■ WHAT THIS TASK INVOLVES
Reply with one number: how many lines contain the word "Удаления".

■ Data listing
* START *

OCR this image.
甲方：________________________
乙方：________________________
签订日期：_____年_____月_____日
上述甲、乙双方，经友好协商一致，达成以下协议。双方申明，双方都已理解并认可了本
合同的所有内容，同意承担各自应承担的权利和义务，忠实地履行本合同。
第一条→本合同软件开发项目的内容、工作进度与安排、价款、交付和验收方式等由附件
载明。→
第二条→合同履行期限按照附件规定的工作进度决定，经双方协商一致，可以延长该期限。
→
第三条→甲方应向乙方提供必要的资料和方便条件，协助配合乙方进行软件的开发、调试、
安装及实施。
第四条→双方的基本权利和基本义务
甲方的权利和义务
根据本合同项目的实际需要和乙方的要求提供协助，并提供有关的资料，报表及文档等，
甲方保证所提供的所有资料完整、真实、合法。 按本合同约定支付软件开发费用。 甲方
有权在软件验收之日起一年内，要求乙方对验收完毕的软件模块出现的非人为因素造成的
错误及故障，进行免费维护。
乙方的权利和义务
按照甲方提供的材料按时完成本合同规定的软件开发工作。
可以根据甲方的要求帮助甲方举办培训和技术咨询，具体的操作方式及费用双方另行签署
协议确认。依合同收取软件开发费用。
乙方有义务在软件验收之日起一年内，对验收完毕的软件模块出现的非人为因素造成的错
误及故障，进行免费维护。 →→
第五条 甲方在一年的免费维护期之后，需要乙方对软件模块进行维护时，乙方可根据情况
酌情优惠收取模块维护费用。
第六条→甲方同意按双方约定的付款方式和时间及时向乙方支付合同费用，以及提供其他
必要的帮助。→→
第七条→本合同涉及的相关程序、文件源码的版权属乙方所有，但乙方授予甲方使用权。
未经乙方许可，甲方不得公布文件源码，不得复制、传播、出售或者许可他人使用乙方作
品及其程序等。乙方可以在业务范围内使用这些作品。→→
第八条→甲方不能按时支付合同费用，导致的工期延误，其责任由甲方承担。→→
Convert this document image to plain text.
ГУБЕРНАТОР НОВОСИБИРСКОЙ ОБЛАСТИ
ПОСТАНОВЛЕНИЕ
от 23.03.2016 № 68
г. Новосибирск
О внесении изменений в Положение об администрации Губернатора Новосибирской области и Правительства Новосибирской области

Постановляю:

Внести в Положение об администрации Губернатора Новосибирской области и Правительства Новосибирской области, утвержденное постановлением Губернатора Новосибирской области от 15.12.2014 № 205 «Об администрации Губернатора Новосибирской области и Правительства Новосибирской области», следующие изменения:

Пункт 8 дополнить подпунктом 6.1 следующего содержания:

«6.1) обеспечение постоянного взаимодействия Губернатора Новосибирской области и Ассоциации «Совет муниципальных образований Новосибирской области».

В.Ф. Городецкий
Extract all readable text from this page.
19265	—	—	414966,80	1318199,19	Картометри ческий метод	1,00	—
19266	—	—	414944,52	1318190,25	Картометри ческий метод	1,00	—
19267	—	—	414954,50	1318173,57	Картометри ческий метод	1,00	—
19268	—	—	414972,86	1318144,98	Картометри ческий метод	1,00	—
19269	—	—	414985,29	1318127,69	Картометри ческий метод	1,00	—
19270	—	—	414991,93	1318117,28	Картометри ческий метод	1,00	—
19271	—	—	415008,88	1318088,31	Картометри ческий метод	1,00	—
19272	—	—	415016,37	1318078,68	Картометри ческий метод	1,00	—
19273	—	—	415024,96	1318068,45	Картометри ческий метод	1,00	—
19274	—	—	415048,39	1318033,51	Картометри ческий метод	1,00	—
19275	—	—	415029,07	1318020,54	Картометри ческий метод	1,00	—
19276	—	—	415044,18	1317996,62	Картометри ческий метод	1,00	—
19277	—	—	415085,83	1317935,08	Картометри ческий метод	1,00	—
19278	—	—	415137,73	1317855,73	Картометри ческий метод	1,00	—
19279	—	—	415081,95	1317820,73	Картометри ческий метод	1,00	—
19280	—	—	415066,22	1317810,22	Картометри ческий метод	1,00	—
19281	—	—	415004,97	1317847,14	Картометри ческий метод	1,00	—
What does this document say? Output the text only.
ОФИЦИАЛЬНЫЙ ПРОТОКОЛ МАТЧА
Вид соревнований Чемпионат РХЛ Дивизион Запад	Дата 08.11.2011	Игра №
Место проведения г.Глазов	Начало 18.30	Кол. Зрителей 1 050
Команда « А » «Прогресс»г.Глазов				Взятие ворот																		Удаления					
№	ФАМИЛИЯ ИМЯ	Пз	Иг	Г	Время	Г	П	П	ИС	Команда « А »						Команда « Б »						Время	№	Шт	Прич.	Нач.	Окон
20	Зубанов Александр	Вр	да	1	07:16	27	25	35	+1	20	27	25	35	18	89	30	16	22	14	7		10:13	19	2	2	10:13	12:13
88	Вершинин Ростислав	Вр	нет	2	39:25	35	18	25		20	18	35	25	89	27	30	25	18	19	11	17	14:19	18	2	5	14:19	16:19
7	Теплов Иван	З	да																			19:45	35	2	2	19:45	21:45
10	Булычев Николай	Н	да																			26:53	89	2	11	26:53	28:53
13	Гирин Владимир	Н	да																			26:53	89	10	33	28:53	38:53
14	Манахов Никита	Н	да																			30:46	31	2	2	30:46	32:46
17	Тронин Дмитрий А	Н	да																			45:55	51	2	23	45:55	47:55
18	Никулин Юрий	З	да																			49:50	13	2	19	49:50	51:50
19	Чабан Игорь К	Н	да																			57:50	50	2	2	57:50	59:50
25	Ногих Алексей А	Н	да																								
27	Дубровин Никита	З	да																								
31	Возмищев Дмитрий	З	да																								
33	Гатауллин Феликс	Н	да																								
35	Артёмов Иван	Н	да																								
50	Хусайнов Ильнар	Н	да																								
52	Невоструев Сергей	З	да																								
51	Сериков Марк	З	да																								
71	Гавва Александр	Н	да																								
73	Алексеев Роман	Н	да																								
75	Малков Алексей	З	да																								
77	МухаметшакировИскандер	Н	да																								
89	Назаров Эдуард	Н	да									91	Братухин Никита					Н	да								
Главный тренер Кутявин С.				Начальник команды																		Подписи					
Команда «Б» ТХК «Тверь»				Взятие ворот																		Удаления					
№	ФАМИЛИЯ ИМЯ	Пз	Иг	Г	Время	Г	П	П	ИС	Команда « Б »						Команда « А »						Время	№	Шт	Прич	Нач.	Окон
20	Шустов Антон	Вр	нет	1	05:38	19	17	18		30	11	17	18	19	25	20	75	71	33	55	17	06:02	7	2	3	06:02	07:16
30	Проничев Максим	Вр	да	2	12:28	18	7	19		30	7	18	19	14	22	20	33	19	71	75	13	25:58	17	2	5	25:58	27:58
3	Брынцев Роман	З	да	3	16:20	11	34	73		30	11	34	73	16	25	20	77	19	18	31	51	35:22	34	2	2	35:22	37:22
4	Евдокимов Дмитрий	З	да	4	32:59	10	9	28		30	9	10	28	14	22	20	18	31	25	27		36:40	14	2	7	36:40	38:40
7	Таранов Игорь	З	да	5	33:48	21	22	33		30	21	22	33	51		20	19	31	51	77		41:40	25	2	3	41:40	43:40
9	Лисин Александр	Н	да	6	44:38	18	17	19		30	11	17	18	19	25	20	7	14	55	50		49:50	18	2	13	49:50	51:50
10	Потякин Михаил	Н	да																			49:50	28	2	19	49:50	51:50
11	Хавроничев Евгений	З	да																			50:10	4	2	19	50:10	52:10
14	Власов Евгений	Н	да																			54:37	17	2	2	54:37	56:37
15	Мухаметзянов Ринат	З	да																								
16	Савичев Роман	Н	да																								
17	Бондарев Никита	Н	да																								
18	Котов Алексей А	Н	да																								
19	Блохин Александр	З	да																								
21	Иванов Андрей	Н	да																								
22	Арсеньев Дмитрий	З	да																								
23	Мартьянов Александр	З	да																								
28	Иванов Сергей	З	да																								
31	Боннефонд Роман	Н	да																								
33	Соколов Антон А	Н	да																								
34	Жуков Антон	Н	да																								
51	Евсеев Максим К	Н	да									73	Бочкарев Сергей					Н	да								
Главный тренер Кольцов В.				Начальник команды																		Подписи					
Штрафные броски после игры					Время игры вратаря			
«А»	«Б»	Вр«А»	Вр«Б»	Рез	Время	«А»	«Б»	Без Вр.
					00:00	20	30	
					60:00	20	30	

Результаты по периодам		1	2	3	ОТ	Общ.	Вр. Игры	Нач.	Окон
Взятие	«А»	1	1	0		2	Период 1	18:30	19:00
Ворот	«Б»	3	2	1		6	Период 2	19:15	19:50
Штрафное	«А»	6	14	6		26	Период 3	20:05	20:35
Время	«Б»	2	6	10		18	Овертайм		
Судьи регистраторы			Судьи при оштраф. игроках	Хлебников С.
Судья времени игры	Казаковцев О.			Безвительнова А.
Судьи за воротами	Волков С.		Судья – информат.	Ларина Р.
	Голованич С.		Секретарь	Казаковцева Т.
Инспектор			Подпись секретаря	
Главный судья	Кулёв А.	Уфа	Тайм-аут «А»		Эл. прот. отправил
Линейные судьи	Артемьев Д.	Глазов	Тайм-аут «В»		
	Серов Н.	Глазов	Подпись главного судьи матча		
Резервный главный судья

* END *

■ FINAL RESULT
2